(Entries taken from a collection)
____
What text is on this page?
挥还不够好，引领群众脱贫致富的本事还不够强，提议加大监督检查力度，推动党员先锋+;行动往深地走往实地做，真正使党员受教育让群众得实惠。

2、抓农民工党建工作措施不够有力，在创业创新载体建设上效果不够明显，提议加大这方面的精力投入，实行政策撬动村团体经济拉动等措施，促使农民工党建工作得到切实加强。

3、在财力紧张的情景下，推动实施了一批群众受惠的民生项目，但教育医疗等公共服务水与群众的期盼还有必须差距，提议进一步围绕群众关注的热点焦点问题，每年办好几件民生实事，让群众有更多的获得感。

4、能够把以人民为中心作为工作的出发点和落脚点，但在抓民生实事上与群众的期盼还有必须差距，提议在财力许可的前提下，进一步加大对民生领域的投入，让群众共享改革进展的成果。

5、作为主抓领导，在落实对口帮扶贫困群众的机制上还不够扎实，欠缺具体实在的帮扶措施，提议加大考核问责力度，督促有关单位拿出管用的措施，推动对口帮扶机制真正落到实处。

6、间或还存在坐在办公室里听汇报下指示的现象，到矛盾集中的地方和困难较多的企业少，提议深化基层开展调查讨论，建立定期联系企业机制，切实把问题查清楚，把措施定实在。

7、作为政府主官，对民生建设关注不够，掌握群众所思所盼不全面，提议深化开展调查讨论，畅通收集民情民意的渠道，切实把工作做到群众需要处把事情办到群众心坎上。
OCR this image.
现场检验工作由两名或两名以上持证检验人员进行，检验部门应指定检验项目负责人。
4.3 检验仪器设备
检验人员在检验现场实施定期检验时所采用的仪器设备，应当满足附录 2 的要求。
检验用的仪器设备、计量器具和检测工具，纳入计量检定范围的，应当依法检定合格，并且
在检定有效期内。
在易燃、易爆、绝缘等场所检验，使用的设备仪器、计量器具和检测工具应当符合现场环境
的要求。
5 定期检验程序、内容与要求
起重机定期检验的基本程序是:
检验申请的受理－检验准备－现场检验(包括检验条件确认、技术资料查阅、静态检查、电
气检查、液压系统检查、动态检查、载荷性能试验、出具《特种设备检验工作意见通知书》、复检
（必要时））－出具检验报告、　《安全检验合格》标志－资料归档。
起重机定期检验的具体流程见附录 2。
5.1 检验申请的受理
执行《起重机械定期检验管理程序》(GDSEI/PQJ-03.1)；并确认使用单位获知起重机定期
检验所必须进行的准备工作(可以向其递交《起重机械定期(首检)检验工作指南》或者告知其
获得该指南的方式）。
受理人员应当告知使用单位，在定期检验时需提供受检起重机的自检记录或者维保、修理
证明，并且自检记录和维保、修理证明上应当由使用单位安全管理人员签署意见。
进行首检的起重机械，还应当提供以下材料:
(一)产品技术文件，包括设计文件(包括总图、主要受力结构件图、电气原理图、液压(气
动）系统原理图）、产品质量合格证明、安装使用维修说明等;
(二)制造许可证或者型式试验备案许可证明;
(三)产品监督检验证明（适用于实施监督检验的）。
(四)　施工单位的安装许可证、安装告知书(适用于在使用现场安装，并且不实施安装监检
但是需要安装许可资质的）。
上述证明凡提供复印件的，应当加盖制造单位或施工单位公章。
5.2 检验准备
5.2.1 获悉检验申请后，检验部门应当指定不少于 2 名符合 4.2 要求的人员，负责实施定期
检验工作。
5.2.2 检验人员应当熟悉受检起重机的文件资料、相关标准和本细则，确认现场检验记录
____
Write out every entry word for word.

## FULL ANSWER
What text is on this page?
挥还不够好，引领群众脱贫致富的本事还不够强，提议加大监督检查力度，推动党员先锋+;行动往深地走往实地做，真正使党员受教育让群众得实惠。

2、抓农民工党建工作措施不够有力，在创业创新载体建设上效果不够明显，提议加大这方面的精力投入，实行政策撬动村团体经济拉动等措施，促使农民工党建工作得到切实加强。

3、在财力紧张的情景下，推动实施了一批群众受惠的民生项目，但教育医疗等公共服务水与群众的期盼还有必须差距，提议进一步围绕群众关注的热点焦点问题，每年办好几件民生实事，让群众有更多的获得感。

4、能够把以人民为中心作为工作的出发点和落脚点，但在抓民生实事上与群众的期盼还有必须差距，提议在财力许可的前提下，进一步加大对民生领域的投入，让群众共享改革进展的成果。

5、作为主抓领导，在落实对口帮扶贫困群众的机制上还不够扎实，欠缺具体实在的帮扶措施，提议加大考核问责力度，督促有关单位拿出管用的措施，推动对口帮扶机制真正落到实处。

6、间或还存在坐在办公室里听汇报下指示的现象，到矛盾集中的地方和困难较多的企业少，提议深化基层开展调查讨论，建立定期联系企业机制，切实把问题查清楚，把措施定实在。

7、作为政府主官，对民生建设关注不够，掌握群众所思所盼不全面，提议深化开展调查讨论，畅通收集民情民意的渠道，切实把工作做到群众需要处把事情办到群众心坎上。
OCR this image.
现场检验工作由两名或两名以上持证检验人员进行，检验部门应指定检验项目负责人。
4.3 检验仪器设备
检验人员在检验现场实施定期检验时所采用的仪器设备，应当满足附录 2 的要求。
检验用的仪器设备、计量器具和检测工具，纳入计量检定范围的，应当依法检定合格，并且
在检定有效期内。
在易燃、易爆、绝缘等场所检验，使用的设备仪器、计量器具和检测工具应当符合现场环境
的要求。
5 定期检验程序、内容与要求
起重机定期检验的基本程序是:
检验申请的受理－检验准备－现场检验(包括检验条件确认、技术资料查阅、静态检查、电
气检查、液压系统检查、动态检查、载荷性能试验、出具《特种设备检验工作意见通知书》、复检
（必要时））－出具检验报告、　《安全检验合格》标志－资料归档。
起重机定期检验的具体流程见附录 2。
5.1 检验申请的受理
执行《起重机械定期检验管理程序》(GDSEI/PQJ-03.1)；并确认使用单位获知起重机定期
检验所必须进行的准备工作(可以向其递交《起重机械定期(首检)检验工作指南》或者告知其
获得该指南的方式）。
受理人员应当告知使用单位，在定期检验时需提供受检起重机的自检记录或者维保、修理
证明，并且自检记录和维保、修理证明上应当由使用单位安全管理人员签署意见。
进行首检的起重机械，还应当提供以下材料:
(一)产品技术文件，包括设计文件(包括总图、主要受力结构件图、电气原理图、液压(气
动）系统原理图）、产品质量合格证明、安装使用维修说明等;
(二)制造许可证或者型式试验备案许可证明;
(三)产品监督检验证明（适用于实施监督检验的）。
(四)　施工单位的安装许可证、安装告知书(适用于在使用现场安装，并且不实施安装监检
但是需要安装许可资质的）。
上述证明凡提供复印件的，应当加盖制造单位或施工单位公章。
5.2 检验准备
5.2.1 获悉检验申请后，检验部门应当指定不少于 2 名符合 4.2 要求的人员，负责实施定期
检验工作。
5.2.2 检验人员应当熟悉受检起重机的文件资料、相关标准和本细则，确认现场检验记录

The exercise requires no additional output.